DO THIS: Leave out the pictures and copy the remaining records exactly.

#### DATA FOR PROCESSING

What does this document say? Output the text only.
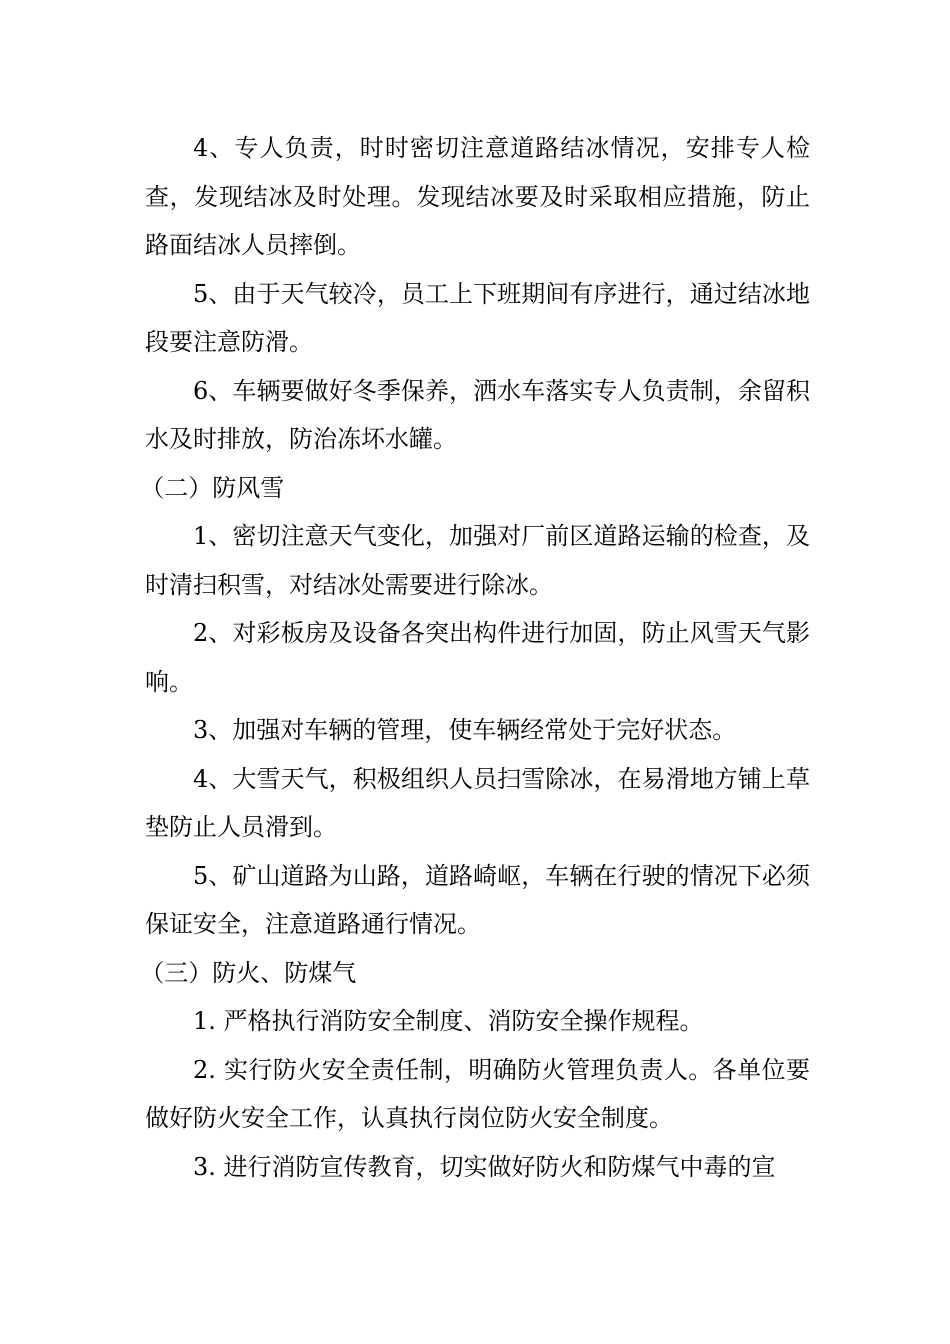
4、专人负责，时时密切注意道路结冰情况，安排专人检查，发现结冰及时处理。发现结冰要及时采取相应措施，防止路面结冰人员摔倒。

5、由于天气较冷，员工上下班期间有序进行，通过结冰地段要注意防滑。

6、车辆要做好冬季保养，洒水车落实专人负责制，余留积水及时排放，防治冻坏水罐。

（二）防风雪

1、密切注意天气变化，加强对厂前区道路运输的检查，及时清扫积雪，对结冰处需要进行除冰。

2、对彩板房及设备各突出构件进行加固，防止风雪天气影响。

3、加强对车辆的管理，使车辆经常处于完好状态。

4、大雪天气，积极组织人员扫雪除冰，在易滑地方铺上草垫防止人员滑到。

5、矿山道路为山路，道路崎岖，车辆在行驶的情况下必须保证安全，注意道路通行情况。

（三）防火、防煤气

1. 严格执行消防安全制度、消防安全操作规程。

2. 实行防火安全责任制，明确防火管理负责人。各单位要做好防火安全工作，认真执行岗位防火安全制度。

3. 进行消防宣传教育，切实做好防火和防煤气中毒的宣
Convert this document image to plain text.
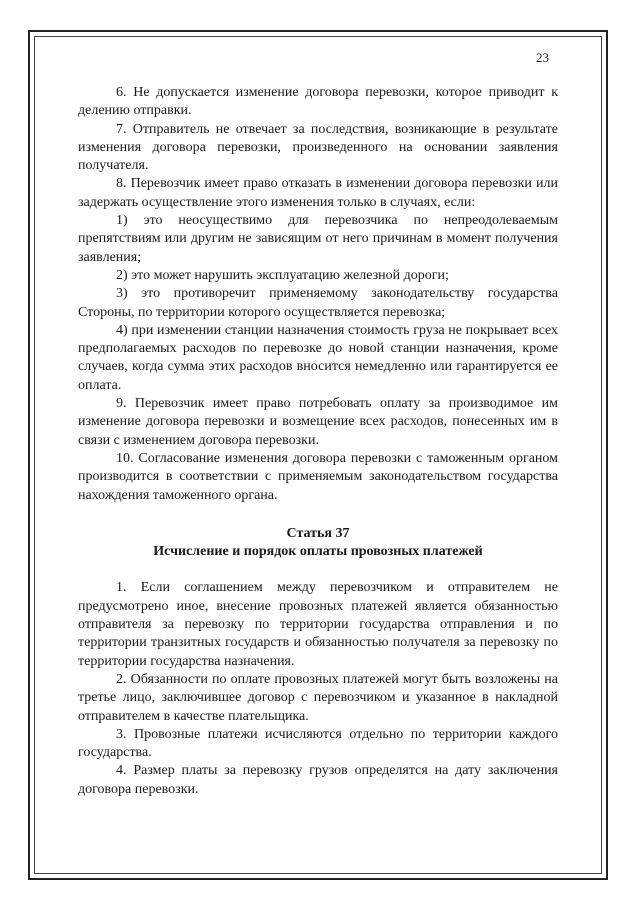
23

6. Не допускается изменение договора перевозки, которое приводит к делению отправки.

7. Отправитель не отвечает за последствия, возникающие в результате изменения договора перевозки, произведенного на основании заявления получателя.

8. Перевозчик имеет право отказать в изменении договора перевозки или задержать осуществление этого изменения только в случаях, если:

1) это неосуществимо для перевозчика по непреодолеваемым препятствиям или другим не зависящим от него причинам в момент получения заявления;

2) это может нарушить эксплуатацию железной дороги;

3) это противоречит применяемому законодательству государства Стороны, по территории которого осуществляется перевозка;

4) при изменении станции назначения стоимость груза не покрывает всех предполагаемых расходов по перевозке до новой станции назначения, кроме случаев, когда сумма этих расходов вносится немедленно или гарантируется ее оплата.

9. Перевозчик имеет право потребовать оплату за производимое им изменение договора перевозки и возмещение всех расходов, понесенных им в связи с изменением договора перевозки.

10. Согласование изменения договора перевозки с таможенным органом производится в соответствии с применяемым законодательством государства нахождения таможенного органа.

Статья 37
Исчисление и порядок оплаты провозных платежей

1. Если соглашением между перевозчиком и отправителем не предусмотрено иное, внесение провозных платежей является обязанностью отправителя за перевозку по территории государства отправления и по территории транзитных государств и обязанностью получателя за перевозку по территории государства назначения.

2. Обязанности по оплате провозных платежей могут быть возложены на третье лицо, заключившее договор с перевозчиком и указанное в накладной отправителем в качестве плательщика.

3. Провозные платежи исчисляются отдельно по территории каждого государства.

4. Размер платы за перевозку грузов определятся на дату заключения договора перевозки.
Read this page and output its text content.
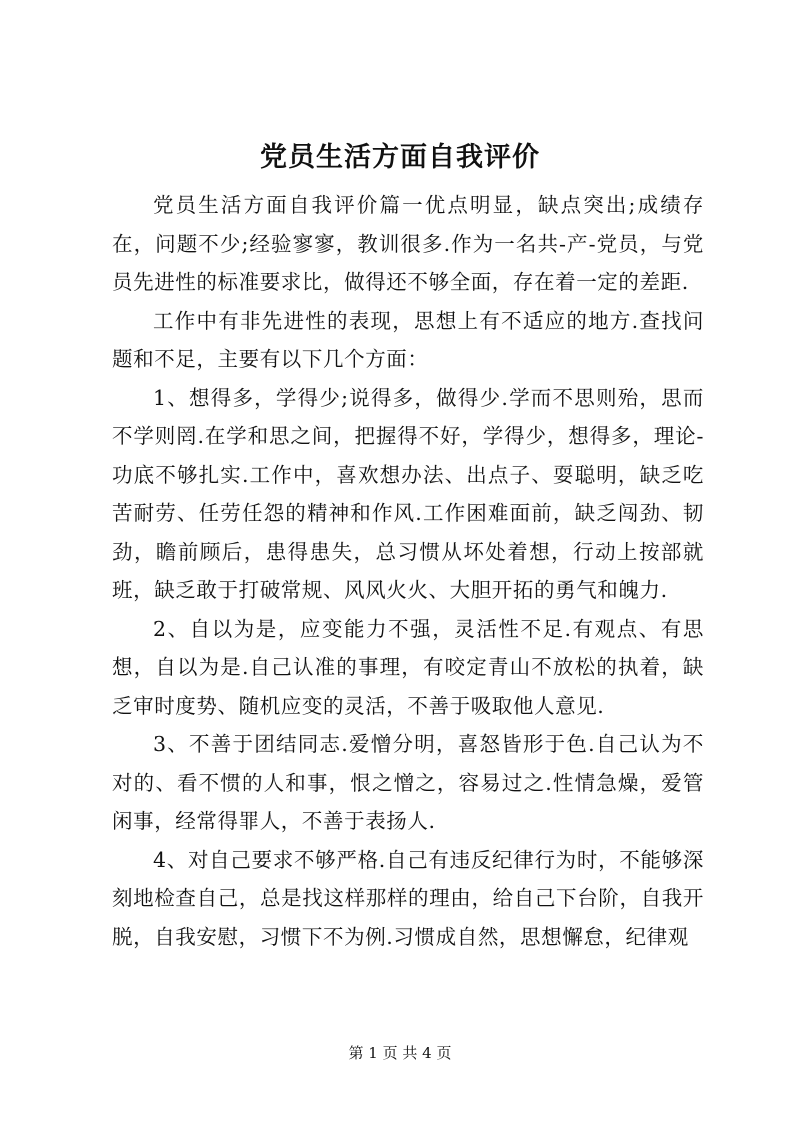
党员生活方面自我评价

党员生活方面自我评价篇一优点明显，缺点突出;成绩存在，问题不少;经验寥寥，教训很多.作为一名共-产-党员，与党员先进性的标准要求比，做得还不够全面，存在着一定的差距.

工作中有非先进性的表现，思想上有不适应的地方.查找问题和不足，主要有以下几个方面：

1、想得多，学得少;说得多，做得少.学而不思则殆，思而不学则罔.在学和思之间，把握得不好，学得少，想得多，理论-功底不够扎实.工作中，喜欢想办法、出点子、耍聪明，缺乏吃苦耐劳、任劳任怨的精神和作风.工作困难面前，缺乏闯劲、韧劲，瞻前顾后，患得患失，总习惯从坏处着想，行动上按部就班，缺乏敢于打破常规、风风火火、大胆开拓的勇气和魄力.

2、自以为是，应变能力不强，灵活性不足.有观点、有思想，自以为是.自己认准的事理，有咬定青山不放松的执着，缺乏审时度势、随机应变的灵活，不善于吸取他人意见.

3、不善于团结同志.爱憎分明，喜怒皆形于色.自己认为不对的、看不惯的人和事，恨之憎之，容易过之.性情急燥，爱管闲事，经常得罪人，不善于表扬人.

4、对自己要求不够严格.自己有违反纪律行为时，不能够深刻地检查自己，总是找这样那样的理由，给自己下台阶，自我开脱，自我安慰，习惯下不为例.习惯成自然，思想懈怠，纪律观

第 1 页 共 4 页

########

THE RESPONSE:
What does this document say? Output the text only.
4、专人负责，时时密切注意道路结冰情况，安排专人检查，发现结冰及时处理。发现结冰要及时采取相应措施，防止路面结冰人员摔倒。

5、由于天气较冷，员工上下班期间有序进行，通过结冰地段要注意防滑。

6、车辆要做好冬季保养，洒水车落实专人负责制，余留积水及时排放，防治冻坏水罐。

（二）防风雪

1、密切注意天气变化，加强对厂前区道路运输的检查，及时清扫积雪，对结冰处需要进行除冰。

2、对彩板房及设备各突出构件进行加固，防止风雪天气影响。

3、加强对车辆的管理，使车辆经常处于完好状态。

4、大雪天气，积极组织人员扫雪除冰，在易滑地方铺上草垫防止人员滑到。

5、矿山道路为山路，道路崎岖，车辆在行驶的情况下必须保证安全，注意道路通行情况。

（三）防火、防煤气

1. 严格执行消防安全制度、消防安全操作规程。

2. 实行防火安全责任制，明确防火管理负责人。各单位要做好防火安全工作，认真执行岗位防火安全制度。

3. 进行消防宣传教育，切实做好防火和防煤气中毒的宣
Convert this document image to plain text.
23

6. Не допускается изменение договора перевозки, которое приводит к делению отправки.

7. Отправитель не отвечает за последствия, возникающие в результате изменения договора перевозки, произведенного на основании заявления получателя.

8. Перевозчик имеет право отказать в изменении договора перевозки или задержать осуществление этого изменения только в случаях, если:

1) это неосуществимо для перевозчика по непреодолеваемым препятствиям или другим не зависящим от него причинам в момент получения заявления;

2) это может нарушить эксплуатацию железной дороги;

3) это противоречит применяемому законодательству государства Стороны, по территории которого осуществляется перевозка;

4) при изменении станции назначения стоимость груза не покрывает всех предполагаемых расходов по перевозке до новой станции назначения, кроме случаев, когда сумма этих расходов вносится немедленно или гарантируется ее оплата.

9. Перевозчик имеет право потребовать оплату за производимое им изменение договора перевозки и возмещение всех расходов, понесенных им в связи с изменением договора перевозки.

10. Согласование изменения договора перевозки с таможенным органом производится в соответствии с применяемым законодательством государства нахождения таможенного органа.

Статья 37
Исчисление и порядок оплаты провозных платежей

1. Если соглашением между перевозчиком и отправителем не предусмотрено иное, внесение провозных платежей является обязанностью отправителя за перевозку по территории государства отправления и по территории транзитных государств и обязанностью получателя за перевозку по территории государства назначения.

2. Обязанности по оплате провозных платежей могут быть возложены на третье лицо, заключившее договор с перевозчиком и указанное в накладной отправителем в качестве плательщика.

3. Провозные платежи исчисляются отдельно по территории каждого государства.

4. Размер платы за перевозку грузов определятся на дату заключения договора перевозки.
Read this page and output its text content.
党员生活方面自我评价

党员生活方面自我评价篇一优点明显，缺点突出;成绩存在，问题不少;经验寥寥，教训很多.作为一名共-产-党员，与党员先进性的标准要求比，做得还不够全面，存在着一定的差距.

工作中有非先进性的表现，思想上有不适应的地方.查找问题和不足，主要有以下几个方面：

1、想得多，学得少;说得多，做得少.学而不思则殆，思而不学则罔.在学和思之间，把握得不好，学得少，想得多，理论-功底不够扎实.工作中，喜欢想办法、出点子、耍聪明，缺乏吃苦耐劳、任劳任怨的精神和作风.工作困难面前，缺乏闯劲、韧劲，瞻前顾后，患得患失，总习惯从坏处着想，行动上按部就班，缺乏敢于打破常规、风风火火、大胆开拓的勇气和魄力.

2、自以为是，应变能力不强，灵活性不足.有观点、有思想，自以为是.自己认准的事理，有咬定青山不放松的执着，缺乏审时度势、随机应变的灵活，不善于吸取他人意见.

3、不善于团结同志.爱憎分明，喜怒皆形于色.自己认为不对的、看不惯的人和事，恨之憎之，容易过之.性情急燥，爱管闲事，经常得罪人，不善于表扬人.

4、对自己要求不够严格.自己有违反纪律行为时，不能够深刻地检查自己，总是找这样那样的理由，给自己下台阶，自我开脱，自我安慰，习惯下不为例.习惯成自然，思想懈怠，纪律观

第 1 页 共 4 页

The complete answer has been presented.